== Opdracht ==
Welke personen noemt de gegeven tekst bij naam in de alinea die begint met „De avond voordien”?

== Gegeven tekst ==
* * *

De avond voordien, 20 november 1989, kwamen de vertegenwoordigers van Herri Batasuna samen in het hotel “Alcalá” te Madrid, om te dineren en de strategie voor de zitting van de volgende dag voor te bereiden. Twee gemaskerde mannen stapten op hen af en vuurden meermaals met een wapen. Muguruza (31 jaar) overleed ter plekke en Iñaki Esnaola werd zwaar gekwetst. Jon Idigoras ontsnapte als bij wonder aan de dood. Twee ultrarechtse daders werden gearresteerd: Ángel Duce en Ricardo Sáenz de Ynestrillas.

Julen Mardariaga

Josu Muguruza Guarrotxena werd geboren in de wijk Rekalde te Bilbo in 1958. Hij was journalist en leider van de Izquierda Abertzale. Aanvankelijk studeerde hij Pedagogie aan de universiteit van Bilbo, maar ruilde al vlug die faculteit om over te stappen naar een school voor journalistiek in Lejona (Bizkaia).

Samen met een aantal studenten (uit Biskaia en Gipuzkoa) van de Jezuïetenuniversiteit in Deusto, richtte hij de organisatie EKIN (actie) op. In tegenstelling tot het traditioneel Baskisch nationalisme was Ekin heel wat radicaler. De verstandhouding tussen Ekin en PNV bereikte hierdoor al vlug een dieptepunt, en eind 1958 was de breuk onherstelbaar geworden. In 1959, na de samenwerking EKIN-EGI (EGI was de jeugdorganisatie van de PNV) werd ETA opgericht. De advocaat Iulen Madariaga was één van de stichters en één van de eerste leiders van ETA. De jaren 1963-64 waren gekenmerkt door een aaneenschakeling van razzia’s tegen ETA, en uit die noodsituatie werd beslist om Madariaga uitzonderlijk te benoemen tot “Buruzagi” (enige leider), met alle volmachten voor een periode van 6 maanden. Dit feit is uniek in de geschiedenis van de organisatie. Hij zag zich, wegens de noodsituatie, verplicht uit te wijken naar Iparralde, waar hij in 1986 de Franse nationaliteit verwierf.

* * *

== Brongegevens ==
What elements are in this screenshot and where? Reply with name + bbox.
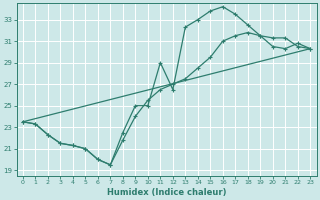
X-axis label: Humidex (Indice chaleur): Humidex (Indice chaleur) bbox=[107, 188, 226, 197]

* * *

== Antwoord ==
- Muguruza
- Iñaki Esnaola
- Jon Idigoras
- Ángel Duce
- Ricardo Sáenz de Ynestrillas